Look over the material below and count the lines that include "enligt". Give only the total.

===== GIVEN RECORDS =====

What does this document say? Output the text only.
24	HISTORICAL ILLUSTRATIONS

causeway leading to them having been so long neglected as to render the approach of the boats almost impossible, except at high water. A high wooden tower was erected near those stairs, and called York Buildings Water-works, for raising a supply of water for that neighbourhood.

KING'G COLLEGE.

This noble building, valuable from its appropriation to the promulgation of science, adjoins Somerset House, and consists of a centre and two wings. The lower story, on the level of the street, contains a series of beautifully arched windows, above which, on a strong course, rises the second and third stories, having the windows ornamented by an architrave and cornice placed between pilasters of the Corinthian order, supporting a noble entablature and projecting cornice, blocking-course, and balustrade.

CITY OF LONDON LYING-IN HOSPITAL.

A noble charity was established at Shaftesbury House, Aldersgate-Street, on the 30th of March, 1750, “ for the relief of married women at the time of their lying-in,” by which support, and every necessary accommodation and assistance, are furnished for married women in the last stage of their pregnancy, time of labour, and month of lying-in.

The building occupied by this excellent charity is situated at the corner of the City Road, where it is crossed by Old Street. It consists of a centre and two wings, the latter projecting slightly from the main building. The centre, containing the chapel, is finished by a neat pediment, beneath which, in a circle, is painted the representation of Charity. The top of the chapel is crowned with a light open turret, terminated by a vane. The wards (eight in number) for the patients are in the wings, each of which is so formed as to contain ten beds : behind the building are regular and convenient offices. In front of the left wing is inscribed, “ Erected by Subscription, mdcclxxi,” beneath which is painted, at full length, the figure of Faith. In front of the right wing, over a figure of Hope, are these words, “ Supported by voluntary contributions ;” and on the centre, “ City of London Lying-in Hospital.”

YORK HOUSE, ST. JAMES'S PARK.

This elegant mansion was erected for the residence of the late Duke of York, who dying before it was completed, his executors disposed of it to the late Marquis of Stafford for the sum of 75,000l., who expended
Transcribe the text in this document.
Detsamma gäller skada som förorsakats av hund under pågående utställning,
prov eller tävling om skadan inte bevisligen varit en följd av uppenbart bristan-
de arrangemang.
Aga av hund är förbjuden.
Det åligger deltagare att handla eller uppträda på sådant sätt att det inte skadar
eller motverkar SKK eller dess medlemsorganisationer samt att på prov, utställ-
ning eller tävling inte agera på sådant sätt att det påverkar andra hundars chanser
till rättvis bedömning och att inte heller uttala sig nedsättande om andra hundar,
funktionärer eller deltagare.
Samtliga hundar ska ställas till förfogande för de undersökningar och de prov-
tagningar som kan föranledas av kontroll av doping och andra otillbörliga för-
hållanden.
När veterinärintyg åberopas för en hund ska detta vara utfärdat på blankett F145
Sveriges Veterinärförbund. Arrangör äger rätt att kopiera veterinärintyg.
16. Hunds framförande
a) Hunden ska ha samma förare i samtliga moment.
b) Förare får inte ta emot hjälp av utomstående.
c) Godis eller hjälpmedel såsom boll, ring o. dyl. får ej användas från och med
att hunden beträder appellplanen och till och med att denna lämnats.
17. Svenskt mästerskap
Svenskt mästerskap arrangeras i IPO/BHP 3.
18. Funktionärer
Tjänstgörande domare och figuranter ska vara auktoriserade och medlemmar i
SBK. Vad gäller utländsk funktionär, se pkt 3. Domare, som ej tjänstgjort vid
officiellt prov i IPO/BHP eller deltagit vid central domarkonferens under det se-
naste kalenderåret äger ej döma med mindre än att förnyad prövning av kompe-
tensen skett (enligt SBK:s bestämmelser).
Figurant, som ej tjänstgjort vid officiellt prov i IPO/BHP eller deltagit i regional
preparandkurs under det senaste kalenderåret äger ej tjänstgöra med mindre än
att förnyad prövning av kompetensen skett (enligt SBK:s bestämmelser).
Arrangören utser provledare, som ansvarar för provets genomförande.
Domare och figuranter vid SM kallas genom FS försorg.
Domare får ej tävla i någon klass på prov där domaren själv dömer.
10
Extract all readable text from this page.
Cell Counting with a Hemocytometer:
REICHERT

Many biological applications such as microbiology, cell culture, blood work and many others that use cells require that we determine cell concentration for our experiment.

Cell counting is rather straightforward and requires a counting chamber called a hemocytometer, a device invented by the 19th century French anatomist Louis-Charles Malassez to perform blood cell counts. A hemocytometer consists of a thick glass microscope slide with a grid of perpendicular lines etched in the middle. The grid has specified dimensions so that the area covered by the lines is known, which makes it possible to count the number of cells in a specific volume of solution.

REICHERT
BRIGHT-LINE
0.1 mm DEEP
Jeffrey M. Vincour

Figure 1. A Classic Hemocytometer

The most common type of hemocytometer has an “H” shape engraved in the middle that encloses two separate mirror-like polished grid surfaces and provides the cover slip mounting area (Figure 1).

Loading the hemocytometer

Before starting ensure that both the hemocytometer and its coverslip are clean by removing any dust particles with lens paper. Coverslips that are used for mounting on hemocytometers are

=====

WRITTEN ANSWER:
2